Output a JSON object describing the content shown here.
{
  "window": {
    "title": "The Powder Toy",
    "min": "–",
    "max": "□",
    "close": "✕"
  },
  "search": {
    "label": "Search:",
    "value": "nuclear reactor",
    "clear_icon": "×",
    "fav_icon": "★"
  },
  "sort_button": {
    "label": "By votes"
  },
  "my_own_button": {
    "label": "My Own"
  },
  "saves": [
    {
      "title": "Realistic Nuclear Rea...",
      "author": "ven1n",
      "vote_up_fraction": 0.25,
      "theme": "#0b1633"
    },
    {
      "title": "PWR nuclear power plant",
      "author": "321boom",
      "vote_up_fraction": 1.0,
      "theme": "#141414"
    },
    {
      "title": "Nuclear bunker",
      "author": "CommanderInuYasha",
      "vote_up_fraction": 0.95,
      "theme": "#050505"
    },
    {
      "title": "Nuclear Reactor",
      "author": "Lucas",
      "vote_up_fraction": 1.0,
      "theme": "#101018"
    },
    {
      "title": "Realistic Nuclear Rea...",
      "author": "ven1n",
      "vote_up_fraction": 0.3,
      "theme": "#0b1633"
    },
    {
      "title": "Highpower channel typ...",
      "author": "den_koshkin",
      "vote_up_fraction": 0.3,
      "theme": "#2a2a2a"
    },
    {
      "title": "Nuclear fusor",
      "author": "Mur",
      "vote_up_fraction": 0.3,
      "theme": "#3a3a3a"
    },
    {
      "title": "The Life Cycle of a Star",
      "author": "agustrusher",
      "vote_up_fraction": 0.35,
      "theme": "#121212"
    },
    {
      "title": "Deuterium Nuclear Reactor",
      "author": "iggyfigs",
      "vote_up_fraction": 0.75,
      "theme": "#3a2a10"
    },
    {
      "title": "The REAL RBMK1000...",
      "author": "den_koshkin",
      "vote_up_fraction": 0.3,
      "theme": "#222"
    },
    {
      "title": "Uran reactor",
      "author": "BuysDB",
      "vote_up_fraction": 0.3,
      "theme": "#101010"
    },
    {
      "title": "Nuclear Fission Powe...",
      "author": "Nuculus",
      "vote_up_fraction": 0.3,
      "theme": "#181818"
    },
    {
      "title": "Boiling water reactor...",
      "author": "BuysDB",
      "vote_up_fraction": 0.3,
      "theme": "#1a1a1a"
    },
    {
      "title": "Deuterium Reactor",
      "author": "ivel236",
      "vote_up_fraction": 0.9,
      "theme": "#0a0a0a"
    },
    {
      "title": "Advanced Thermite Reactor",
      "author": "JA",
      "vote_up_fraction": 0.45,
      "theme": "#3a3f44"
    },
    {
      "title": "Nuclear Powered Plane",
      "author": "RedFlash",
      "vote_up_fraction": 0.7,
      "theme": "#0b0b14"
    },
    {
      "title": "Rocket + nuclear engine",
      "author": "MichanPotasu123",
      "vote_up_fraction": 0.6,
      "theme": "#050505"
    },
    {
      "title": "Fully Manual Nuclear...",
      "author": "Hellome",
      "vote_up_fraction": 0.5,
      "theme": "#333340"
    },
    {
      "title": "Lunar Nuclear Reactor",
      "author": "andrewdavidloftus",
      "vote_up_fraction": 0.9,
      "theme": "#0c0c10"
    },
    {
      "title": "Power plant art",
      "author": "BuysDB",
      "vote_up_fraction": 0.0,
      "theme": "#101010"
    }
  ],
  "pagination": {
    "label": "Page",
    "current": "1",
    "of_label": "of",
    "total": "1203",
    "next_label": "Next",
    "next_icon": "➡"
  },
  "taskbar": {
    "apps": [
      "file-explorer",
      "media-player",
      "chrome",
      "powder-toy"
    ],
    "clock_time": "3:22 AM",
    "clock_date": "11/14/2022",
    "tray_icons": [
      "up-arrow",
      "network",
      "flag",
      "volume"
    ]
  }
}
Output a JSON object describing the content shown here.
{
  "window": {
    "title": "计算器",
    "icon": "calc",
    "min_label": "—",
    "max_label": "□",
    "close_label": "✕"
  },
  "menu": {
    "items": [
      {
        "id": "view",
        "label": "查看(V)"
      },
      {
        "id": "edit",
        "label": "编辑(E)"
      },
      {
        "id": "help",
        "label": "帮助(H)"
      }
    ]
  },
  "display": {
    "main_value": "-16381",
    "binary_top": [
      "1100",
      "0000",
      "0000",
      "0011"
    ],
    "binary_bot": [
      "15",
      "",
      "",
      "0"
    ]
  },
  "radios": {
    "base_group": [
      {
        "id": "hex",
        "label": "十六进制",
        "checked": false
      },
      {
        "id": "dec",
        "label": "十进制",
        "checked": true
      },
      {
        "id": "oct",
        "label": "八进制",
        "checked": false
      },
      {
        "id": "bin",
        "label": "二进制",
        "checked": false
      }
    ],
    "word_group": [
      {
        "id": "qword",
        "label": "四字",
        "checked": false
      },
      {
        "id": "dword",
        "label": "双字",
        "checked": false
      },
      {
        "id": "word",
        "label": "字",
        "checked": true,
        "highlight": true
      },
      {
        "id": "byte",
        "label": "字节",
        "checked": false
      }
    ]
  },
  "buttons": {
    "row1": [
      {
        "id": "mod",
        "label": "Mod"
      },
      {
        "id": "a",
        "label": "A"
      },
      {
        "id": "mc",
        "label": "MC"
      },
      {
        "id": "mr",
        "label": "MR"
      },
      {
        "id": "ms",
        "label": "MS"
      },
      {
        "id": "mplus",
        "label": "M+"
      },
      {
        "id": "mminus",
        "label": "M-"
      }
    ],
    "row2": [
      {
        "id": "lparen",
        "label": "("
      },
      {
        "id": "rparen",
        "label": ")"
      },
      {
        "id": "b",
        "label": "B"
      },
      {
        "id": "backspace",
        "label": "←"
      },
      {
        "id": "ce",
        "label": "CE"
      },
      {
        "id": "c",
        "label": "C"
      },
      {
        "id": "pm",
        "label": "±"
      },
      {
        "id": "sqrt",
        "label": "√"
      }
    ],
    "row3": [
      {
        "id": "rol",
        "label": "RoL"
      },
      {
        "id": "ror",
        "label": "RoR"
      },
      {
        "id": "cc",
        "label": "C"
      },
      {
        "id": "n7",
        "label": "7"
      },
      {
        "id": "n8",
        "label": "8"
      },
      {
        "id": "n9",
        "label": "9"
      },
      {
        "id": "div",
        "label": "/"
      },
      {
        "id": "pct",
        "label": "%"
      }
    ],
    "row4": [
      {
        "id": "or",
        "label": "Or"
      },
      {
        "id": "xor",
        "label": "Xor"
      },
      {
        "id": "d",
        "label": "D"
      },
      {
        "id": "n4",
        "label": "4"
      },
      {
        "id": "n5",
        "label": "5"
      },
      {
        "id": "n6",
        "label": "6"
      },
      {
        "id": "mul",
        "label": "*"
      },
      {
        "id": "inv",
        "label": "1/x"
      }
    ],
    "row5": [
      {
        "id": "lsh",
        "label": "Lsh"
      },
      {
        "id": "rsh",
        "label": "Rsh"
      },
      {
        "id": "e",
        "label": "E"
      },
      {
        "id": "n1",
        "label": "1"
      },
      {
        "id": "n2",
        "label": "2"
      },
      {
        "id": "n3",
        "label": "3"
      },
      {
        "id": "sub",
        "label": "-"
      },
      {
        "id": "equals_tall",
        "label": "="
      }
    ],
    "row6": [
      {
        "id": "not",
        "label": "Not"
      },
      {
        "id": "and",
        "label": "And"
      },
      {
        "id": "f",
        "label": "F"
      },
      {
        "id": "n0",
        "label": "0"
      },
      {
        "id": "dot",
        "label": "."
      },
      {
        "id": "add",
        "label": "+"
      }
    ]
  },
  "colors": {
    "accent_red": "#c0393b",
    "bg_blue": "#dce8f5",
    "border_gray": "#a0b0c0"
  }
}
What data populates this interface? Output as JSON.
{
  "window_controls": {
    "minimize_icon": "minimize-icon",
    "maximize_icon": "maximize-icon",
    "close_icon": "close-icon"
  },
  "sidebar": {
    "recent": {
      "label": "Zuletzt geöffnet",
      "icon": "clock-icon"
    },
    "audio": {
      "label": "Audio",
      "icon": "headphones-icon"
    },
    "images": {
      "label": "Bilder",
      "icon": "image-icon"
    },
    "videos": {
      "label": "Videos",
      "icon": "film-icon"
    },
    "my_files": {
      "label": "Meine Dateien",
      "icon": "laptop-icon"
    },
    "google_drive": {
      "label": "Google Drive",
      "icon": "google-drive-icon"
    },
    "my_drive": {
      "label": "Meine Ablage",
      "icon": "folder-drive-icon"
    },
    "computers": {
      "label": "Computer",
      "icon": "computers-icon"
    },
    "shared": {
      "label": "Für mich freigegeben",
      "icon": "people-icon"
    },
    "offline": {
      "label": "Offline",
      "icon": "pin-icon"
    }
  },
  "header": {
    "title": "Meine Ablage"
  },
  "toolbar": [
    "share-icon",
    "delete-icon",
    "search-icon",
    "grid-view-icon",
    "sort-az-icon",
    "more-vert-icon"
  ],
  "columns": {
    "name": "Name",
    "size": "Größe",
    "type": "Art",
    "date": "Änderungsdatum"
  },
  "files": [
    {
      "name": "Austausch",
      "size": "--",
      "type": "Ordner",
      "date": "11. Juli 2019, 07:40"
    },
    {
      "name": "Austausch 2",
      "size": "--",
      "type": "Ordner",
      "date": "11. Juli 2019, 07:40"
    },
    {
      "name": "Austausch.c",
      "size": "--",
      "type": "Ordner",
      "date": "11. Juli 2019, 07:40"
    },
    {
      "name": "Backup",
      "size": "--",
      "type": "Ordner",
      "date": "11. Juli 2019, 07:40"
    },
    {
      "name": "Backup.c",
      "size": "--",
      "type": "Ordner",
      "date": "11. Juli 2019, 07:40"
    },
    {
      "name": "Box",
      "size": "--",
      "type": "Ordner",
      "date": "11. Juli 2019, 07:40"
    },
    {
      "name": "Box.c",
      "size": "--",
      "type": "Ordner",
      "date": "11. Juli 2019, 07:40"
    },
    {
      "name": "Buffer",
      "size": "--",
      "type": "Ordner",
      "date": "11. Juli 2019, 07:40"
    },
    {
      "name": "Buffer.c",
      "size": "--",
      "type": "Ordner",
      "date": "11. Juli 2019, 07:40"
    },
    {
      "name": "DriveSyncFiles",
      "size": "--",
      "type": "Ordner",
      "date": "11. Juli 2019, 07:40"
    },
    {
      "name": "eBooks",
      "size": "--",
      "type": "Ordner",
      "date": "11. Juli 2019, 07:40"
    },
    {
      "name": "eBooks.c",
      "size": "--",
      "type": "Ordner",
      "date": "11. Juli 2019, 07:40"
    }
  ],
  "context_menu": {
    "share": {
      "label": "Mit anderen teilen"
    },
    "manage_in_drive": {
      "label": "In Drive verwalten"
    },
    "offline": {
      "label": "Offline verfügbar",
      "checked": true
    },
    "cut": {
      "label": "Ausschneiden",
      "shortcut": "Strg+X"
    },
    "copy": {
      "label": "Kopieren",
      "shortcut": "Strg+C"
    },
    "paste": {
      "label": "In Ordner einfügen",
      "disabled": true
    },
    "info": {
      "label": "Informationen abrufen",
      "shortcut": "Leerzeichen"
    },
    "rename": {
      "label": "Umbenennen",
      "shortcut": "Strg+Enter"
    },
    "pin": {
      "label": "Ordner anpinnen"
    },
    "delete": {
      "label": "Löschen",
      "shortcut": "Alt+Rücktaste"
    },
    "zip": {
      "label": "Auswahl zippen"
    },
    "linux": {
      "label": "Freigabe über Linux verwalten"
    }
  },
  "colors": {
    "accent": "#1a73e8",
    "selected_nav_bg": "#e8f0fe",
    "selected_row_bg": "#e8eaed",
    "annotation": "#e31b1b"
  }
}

------------------------------------------------------------------------

## Direction
State the count of lines with the word "Meine" in them, and write nothing else.

## Response
3